**Items:**
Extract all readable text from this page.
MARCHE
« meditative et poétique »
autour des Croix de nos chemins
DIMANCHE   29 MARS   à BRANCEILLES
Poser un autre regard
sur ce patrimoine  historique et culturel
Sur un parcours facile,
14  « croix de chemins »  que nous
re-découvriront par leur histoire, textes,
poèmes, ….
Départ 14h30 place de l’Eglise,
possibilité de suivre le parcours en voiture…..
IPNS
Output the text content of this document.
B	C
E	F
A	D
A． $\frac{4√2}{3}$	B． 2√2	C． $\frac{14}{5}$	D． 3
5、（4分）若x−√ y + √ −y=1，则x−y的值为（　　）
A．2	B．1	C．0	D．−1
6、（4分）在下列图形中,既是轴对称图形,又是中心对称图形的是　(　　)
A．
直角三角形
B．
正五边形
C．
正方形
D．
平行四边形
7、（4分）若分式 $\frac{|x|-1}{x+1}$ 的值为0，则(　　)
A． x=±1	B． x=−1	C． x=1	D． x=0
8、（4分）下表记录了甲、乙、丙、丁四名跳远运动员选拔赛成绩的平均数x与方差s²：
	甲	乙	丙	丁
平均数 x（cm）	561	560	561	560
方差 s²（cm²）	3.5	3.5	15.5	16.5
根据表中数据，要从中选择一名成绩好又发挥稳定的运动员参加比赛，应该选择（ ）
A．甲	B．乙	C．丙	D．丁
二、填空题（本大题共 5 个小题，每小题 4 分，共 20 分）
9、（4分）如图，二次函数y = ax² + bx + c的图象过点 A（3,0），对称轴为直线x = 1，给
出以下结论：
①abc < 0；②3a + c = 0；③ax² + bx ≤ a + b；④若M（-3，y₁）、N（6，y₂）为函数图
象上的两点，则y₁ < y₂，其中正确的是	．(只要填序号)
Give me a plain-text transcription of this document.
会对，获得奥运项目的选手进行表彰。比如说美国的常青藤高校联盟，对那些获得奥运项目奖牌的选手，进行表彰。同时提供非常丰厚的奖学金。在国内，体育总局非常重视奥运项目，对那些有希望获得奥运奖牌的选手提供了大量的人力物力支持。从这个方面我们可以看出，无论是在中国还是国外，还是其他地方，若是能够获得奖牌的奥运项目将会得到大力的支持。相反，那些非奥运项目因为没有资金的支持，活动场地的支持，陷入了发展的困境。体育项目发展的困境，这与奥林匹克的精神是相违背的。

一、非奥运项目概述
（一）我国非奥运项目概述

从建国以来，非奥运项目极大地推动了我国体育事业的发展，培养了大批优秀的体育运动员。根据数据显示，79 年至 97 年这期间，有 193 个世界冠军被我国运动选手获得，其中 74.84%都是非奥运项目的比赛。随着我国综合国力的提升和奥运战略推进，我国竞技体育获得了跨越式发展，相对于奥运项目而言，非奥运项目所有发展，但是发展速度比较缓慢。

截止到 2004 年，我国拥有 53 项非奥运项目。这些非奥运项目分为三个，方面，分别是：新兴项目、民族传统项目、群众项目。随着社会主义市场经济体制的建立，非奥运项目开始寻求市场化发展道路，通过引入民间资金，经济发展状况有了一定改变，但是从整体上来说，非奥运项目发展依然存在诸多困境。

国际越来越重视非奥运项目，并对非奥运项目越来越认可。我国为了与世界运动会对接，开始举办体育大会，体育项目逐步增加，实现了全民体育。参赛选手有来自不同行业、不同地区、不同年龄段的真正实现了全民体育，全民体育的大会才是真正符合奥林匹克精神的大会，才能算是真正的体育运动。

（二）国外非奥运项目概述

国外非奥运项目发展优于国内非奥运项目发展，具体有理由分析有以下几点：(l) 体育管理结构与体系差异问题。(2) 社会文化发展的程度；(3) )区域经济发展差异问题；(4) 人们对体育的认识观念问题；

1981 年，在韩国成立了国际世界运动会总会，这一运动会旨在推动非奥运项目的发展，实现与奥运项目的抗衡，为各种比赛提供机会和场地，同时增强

**Problem:** Search the data above for the string "document" and return every line that has it.

**Solution to the problem:**
Output the text content of this document.
Give me a plain-text transcription of this document.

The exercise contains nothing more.